=== What this task involves ===
Scan the entries and tally the lines that include the string "bubble". Reply with the figure alone.

╭─ Supplied material

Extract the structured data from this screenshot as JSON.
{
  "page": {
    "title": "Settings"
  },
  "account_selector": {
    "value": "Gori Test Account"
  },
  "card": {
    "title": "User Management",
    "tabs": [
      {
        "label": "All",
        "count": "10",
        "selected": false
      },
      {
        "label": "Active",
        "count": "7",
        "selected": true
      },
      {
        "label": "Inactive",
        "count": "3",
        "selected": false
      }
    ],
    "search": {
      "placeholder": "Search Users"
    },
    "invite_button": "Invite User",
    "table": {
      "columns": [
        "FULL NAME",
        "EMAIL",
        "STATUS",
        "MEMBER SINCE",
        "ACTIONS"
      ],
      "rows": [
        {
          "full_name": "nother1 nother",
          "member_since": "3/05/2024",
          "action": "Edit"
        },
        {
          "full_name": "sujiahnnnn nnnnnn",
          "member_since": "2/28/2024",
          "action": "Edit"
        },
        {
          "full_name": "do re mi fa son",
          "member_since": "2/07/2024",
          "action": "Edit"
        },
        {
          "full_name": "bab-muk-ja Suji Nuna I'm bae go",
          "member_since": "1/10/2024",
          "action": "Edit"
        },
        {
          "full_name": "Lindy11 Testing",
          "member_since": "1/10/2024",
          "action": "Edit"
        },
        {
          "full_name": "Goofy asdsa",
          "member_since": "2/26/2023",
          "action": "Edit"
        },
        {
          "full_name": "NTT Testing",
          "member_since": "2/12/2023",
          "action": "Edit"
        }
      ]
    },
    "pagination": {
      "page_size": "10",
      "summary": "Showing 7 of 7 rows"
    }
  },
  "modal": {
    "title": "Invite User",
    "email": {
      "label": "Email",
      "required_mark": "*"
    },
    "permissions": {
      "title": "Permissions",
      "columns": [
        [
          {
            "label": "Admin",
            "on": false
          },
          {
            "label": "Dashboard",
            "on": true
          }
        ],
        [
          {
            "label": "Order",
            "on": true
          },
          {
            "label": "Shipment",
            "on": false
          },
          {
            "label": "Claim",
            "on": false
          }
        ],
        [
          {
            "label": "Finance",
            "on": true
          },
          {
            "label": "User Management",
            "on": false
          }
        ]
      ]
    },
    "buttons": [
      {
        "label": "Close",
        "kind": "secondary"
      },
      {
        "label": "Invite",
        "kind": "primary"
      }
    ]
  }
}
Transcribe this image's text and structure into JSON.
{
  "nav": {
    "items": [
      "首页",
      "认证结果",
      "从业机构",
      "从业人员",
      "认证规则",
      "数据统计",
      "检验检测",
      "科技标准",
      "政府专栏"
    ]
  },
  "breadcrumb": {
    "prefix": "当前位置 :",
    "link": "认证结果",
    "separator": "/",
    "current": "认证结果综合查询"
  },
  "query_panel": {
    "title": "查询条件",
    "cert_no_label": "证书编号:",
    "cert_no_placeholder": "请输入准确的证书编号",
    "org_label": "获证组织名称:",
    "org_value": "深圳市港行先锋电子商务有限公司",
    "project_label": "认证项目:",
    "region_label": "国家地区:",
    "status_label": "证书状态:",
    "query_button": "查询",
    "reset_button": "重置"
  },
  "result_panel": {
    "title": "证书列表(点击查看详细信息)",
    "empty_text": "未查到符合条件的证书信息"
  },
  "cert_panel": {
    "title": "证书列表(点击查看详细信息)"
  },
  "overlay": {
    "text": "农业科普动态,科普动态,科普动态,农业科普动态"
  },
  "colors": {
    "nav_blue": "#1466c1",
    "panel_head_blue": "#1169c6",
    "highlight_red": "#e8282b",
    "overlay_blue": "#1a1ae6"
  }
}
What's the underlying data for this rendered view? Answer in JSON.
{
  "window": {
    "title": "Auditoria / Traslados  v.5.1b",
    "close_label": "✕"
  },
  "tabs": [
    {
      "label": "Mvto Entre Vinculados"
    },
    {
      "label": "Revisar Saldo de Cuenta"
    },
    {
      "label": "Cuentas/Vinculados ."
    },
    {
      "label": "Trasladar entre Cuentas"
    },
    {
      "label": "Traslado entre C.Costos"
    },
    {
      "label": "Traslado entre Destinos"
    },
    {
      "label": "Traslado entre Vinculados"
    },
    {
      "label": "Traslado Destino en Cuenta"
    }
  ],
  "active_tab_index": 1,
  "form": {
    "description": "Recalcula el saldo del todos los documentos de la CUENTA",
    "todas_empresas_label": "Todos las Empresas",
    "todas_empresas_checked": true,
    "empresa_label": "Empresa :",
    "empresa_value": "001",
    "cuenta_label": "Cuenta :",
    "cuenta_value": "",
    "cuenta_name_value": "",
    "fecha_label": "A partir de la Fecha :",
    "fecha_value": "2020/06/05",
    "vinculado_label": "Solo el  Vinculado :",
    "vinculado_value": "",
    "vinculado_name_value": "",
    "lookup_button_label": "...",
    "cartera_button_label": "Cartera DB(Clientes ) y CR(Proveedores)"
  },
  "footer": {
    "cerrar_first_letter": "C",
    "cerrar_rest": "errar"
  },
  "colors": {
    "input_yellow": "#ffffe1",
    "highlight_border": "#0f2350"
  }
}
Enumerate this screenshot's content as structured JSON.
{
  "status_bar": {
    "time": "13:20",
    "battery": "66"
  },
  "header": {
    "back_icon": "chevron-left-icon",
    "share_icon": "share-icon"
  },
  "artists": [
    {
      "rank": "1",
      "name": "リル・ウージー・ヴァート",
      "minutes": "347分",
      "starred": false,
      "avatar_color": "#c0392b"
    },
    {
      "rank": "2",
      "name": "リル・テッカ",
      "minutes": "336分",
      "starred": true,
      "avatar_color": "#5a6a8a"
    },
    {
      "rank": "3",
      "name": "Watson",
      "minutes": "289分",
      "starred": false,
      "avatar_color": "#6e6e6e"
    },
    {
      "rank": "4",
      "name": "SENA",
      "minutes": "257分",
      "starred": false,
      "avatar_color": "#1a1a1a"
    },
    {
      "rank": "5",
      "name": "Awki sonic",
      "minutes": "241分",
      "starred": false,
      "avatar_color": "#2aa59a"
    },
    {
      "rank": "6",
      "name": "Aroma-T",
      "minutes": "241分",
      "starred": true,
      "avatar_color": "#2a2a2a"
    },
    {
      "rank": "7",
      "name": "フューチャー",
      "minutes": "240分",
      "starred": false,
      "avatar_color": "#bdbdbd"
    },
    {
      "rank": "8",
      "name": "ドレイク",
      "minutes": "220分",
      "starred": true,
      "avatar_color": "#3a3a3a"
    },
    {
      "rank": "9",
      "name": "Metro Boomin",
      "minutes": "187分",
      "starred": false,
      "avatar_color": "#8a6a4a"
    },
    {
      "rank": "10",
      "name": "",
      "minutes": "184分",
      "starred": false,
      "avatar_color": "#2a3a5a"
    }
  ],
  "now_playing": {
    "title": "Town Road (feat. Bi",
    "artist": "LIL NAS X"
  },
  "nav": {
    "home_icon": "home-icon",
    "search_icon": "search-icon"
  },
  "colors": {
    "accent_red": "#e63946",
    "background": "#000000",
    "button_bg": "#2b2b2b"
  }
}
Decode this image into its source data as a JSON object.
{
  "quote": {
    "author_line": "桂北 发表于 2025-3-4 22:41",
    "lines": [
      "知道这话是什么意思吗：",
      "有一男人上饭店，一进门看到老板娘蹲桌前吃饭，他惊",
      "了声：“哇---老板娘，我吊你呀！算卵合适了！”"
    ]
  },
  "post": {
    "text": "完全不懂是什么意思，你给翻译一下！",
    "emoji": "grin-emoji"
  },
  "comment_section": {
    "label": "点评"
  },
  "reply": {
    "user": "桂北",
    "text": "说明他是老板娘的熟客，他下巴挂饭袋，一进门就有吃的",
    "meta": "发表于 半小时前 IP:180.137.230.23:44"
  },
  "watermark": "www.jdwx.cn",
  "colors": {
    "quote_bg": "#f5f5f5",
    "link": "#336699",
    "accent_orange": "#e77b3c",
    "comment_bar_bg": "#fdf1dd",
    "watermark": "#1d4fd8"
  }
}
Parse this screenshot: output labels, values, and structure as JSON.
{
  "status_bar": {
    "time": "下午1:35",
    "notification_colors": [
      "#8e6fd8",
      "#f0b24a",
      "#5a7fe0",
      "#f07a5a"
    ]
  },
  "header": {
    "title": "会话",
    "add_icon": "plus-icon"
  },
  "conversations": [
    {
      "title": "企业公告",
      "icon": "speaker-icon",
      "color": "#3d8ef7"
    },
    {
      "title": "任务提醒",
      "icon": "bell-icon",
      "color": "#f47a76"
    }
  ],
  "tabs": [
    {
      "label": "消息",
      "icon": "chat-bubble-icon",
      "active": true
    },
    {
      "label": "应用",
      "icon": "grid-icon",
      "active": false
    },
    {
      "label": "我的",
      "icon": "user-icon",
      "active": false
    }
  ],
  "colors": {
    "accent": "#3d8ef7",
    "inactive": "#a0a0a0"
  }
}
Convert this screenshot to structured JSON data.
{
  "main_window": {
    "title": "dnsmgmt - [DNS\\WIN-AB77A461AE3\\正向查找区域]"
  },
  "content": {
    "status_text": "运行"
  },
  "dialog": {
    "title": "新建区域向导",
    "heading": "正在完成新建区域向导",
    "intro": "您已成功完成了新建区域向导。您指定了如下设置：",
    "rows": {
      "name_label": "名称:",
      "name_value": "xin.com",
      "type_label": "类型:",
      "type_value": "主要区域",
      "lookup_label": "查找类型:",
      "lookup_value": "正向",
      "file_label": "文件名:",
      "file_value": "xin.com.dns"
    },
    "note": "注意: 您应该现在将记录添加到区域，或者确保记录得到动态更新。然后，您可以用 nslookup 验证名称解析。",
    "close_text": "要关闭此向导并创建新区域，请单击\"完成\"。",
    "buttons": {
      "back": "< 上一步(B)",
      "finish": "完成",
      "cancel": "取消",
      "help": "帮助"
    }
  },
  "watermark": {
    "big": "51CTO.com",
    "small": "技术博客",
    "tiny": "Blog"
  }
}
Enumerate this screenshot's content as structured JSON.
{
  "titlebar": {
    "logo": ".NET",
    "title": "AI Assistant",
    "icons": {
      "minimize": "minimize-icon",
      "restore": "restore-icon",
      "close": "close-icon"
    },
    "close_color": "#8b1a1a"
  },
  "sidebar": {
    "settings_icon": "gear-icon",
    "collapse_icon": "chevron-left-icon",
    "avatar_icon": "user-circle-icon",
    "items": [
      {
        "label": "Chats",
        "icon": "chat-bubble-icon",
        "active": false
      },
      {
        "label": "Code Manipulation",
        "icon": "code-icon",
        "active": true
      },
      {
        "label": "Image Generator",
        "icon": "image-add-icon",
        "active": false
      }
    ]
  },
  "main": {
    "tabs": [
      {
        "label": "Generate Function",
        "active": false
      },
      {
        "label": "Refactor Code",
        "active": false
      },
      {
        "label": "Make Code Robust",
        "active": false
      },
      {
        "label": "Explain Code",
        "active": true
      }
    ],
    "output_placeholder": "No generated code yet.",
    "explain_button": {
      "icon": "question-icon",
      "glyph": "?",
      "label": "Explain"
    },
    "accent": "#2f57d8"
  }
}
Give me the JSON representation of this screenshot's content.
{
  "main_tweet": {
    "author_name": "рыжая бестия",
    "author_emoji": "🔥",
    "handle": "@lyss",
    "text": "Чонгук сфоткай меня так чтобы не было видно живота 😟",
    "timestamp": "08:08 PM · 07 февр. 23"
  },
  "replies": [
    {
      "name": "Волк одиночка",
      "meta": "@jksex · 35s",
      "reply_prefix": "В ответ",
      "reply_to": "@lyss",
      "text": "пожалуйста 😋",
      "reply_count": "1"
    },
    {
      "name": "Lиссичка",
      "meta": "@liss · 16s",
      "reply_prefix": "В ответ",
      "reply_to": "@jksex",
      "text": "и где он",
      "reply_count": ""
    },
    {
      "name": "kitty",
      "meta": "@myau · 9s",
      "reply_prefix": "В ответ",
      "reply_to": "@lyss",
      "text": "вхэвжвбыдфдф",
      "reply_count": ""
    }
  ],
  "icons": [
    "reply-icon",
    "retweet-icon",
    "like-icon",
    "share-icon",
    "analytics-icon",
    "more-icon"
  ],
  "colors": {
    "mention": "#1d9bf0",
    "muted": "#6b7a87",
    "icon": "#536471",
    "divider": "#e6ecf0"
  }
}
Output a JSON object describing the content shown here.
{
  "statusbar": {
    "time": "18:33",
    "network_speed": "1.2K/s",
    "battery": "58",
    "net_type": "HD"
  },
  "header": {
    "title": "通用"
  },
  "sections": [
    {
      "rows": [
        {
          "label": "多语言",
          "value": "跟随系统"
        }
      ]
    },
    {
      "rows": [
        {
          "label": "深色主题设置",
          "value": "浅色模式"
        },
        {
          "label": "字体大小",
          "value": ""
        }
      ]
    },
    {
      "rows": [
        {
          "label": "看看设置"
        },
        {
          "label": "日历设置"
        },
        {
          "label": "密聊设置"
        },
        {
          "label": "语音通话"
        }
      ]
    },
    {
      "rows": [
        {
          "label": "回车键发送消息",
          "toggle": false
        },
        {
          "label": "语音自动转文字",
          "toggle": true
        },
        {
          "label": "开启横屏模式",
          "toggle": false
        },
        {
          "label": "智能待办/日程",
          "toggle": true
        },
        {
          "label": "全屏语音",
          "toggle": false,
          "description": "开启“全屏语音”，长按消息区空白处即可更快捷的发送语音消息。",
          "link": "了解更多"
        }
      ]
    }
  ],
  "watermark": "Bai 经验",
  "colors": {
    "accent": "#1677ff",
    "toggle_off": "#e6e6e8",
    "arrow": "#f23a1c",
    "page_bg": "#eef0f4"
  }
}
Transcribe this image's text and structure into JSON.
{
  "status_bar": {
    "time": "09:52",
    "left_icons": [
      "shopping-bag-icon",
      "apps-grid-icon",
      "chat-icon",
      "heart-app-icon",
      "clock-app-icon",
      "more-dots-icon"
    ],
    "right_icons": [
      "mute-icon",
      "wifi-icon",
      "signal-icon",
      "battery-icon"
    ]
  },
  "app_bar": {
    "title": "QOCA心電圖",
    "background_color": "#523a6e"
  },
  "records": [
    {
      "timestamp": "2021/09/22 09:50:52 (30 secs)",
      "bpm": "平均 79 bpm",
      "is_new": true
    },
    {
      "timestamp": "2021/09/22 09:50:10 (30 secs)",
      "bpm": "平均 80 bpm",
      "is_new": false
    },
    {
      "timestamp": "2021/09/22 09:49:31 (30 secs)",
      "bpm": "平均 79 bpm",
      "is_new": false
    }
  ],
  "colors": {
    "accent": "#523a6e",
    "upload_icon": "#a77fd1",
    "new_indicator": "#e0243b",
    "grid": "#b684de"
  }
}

╰─

=== Expected answer ===
2